Written exercise: Every line of the listing must be reproduced as it stands. Leave the images behind.

Record list:
Start

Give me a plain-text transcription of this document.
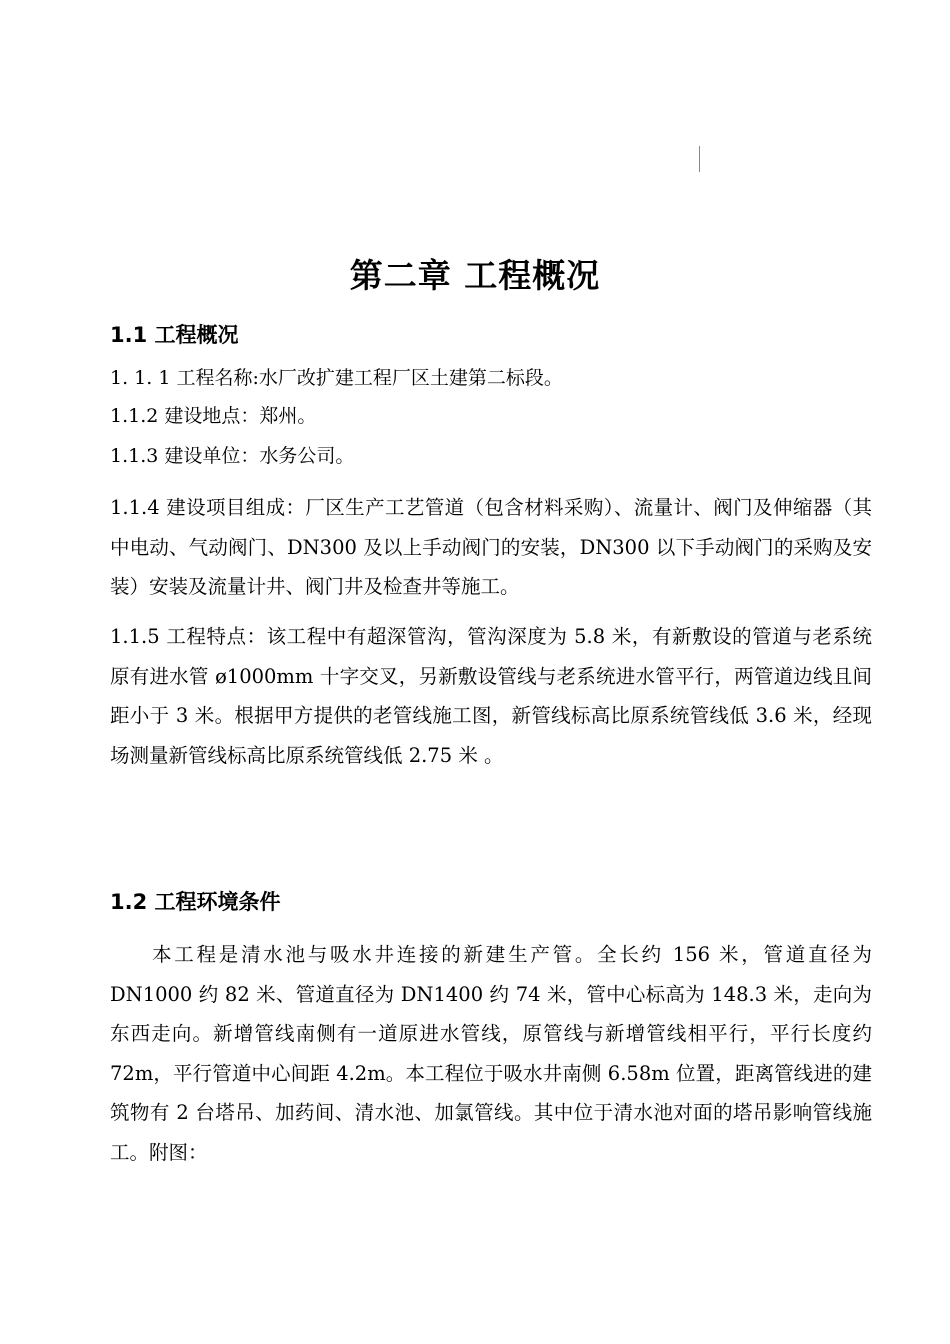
第二章 工程概况
1.1 工程概况

1. 1. 1 工程名称:水厂改扩建工程厂区土建第二标段。

1.1.2 建设地点：郑州。

1.1.3 建设单位：水务公司。

1.1.4 建设项目组成：厂区生产工艺管道（包含材料采购）、流量计、阀门及伸缩器（其中电动、气动阀门、DN300 及以上手动阀门的安装，DN300 以下手动阀门的采购及安装）安装及流量计井、阀门井及检查井等施工。

1.1.5 工程特点：该工程中有超深管沟，管沟深度为 5.8 米，有新敷设的管道与老系统原有进水管 ø1000mm 十字交叉，另新敷设管线与老系统进水管平行，两管道边线且间距小于 3 米。根据甲方提供的老管线施工图，新管线标高比原系统管线低 3.6 米，经现场测量新管线标高比原系统管线低 2.75 米 。

1.2 工程环境条件

本工程是清水池与吸水井连接的新建生产管。全长约 156 米，管道直径为 DN1000 约 82 米、管道直径为 DN1400 约 74 米，管中心标高为 148.3 米，走向为东西走向。新增管线南侧有一道原进水管线，原管线与新增管线相平行，平行长度约 72m，平行管道中心间距 4.2m。本工程位于吸水井南侧 6.58m 位置，距离管线进的建筑物有 2 台塔吊、加药间、清水池、加氯管线。其中位于清水池对面的塔吊影响管线施工。附图：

End

Expected output:
Give me a plain-text transcription of this document.
第二章 工程概况
1.1 工程概况

1. 1. 1 工程名称:水厂改扩建工程厂区土建第二标段。

1.1.2 建设地点：郑州。

1.1.3 建设单位：水务公司。

1.1.4 建设项目组成：厂区生产工艺管道（包含材料采购）、流量计、阀门及伸缩器（其中电动、气动阀门、DN300 及以上手动阀门的安装，DN300 以下手动阀门的采购及安装）安装及流量计井、阀门井及检查井等施工。

1.1.5 工程特点：该工程中有超深管沟，管沟深度为 5.8 米，有新敷设的管道与老系统原有进水管 ø1000mm 十字交叉，另新敷设管线与老系统进水管平行，两管道边线且间距小于 3 米。根据甲方提供的老管线施工图，新管线标高比原系统管线低 3.6 米，经现场测量新管线标高比原系统管线低 2.75 米 。

1.2 工程环境条件

本工程是清水池与吸水井连接的新建生产管。全长约 156 米，管道直径为 DN1000 约 82 米、管道直径为 DN1400 约 74 米，管中心标高为 148.3 米，走向为东西走向。新增管线南侧有一道原进水管线，原管线与新增管线相平行，平行长度约 72m，平行管道中心间距 4.2m。本工程位于吸水井南侧 6.58m 位置，距离管线进的建筑物有 2 台塔吊、加药间、清水池、加氯管线。其中位于清水池对面的塔吊影响管线施工。附图：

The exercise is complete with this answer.